GOAL A:
Convert the listing lines between the one holding "category-label: Private health" and the one holding "294, 1368, 350]", inclusive, into a JSON list of strings with one string per line and no blank lines.

PAGE:
11.17.04

Chicagoland

I attended a conference last weekend in the aptly named Downers Grove, out in the suburban doughnut of strip malls and car dealerships that surrounds the city of Chicago and buffers it against the redneck sea. I used to live in the northern part of this doughnut, in a town called Glenview, next to a big naval air station. But the naval base has since been eaten by little starter mansions, and I'm hoping other reminders of my adolescence will follow its lead.

I had only been back to Illinois once before, for my high school reunion, and it felt both creepy and dissociative to return to the place as someone who can now drive and buy alcohol and do other adult things that were off-limits back in the day. The radio in my rental car (red! Wisconsin plates!) was tuned to the same oldies station that I had been addicted to as a thirteen-year-old boy, with the ageless Dick Biondi still announcing each two-minute song in a voice of indestructible enthusiasm. I found this unusualy distressing; a man should only have to hear so many Paul Anka tunes in his lifetime.

The conference hotel was one of those places, like the Gulag, designed to be easily reachable from a major transportation hub, but far enough away from any population centers to keep people from trying to leave. This caused some grumbling during the early stages of the conference (an academic technology snoozer), when people had enough energy to contemplate leaving the building, but after the fourth or fifth discussion on 'whither courseware', all traces of initiative and spark had given way to a pleasing somnolence.

There is some funny cultural mixing near the hickipause, that border area where urban civilization starts to give way to big hair country. The conference hotel breakfast bar offered freshly brewed cappucino, but also sausage pucks spread in a lattice on a layer of Wonder bread. For lunch, there was foccacia, tuna carpaccio -and hot meatloaf with red sauce. I knew that if I were to head just a few miles further west, I would start to see feed stores, and then enter the four hundred million square miles of corn that separate Chicago from the nearest topographical feature. But instead I pointed my red cheesemobile east, into the city - I was going to meet Mimi Smartypants!

PROVIDED MATERIAL:
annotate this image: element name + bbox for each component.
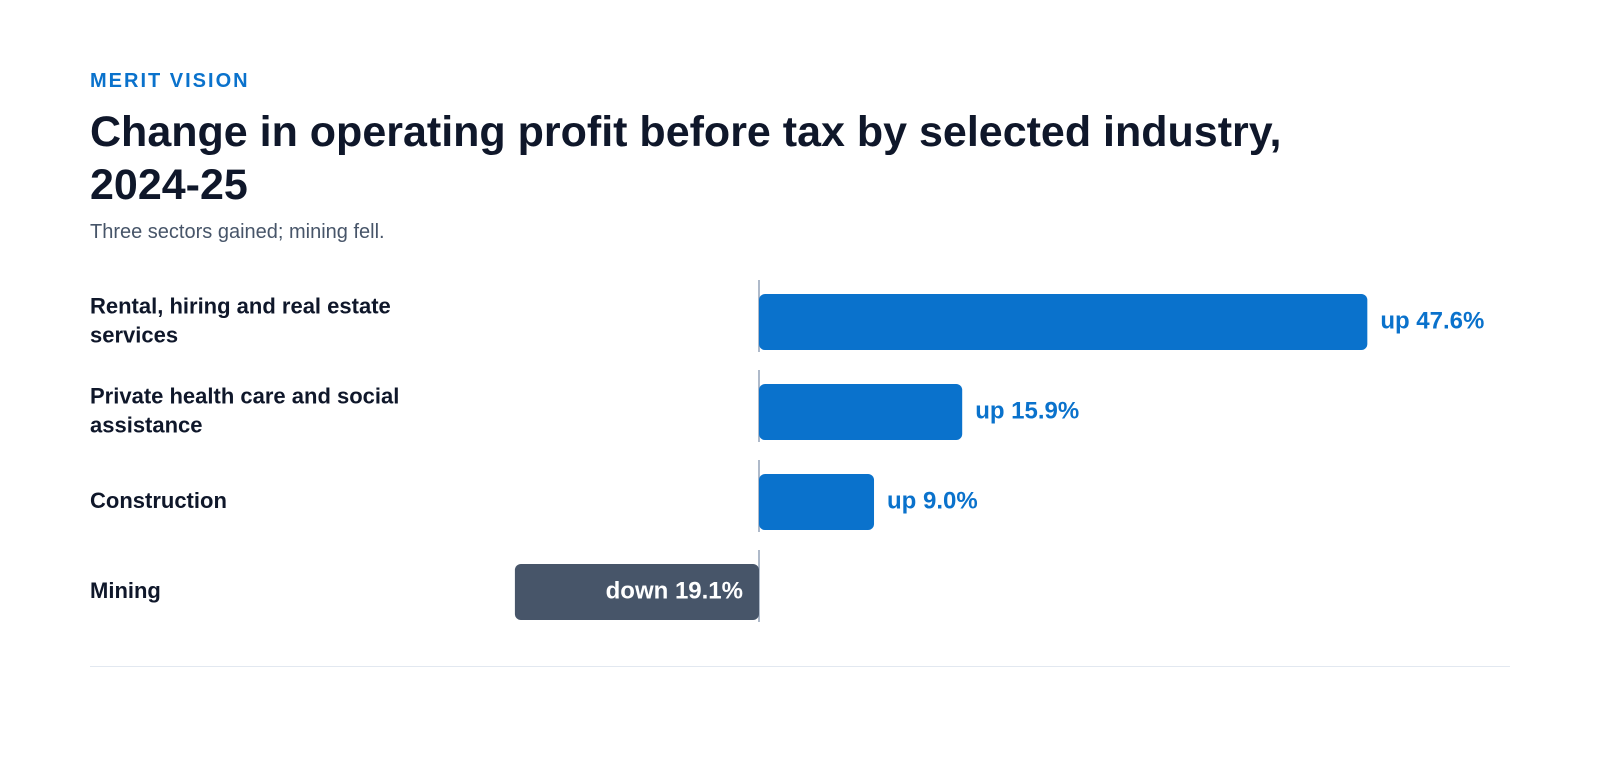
category-label: Private health care and social assistance	[90, 383, 399, 437]
category-label: Rental, hiring and real estate services	[90, 293, 391, 347]
data-label: down 19.1%	[606, 577, 743, 604]
data-label: up 15.9%	[975, 397, 1079, 424]
chart-subtitle: Three sectors gained; mining fell.	[90, 221, 385, 243]
bar-positive	[759, 294, 1368, 350]
data-label: up 47.6%	[1380, 307, 1484, 334]
brand-label: MERIT VISION	[90, 70, 250, 92]
category-label: Construction	[90, 488, 227, 513]
bar-positive	[759, 474, 875, 530]
bar-negative	[514, 564, 759, 620]
bottom-divider	[90, 666, 1510, 667]
chart-title: Change in operating profit before tax by…	[90, 108, 1282, 209]
bar-positive	[759, 384, 963, 440]
category-label: Mining	[90, 578, 161, 603]
data-label: up 9.0%	[887, 487, 978, 514]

GOAL B:
In the Chicagoland post, what was next to the town where the writer used to live?

WRITTEN ANSWER A:
[
  "category-label: Private health care and social assistance\t[90, 383, 399, 437]",
  "category-label: Rental, hiring and real estate services\t[90, 293, 391, 347]",
  "data-label: down 19.1%\t[606, 577, 743, 604]",
  "data-label: up 15.9%\t[975, 397, 1079, 424]",
  "chart-subtitle: Three sectors gained; mining fell.\t[90, 221, 385, 243]",
  "bar-positive\t[759, 294, 1368, 350]"
]

WRITTEN ANSWER B:
A big naval air station.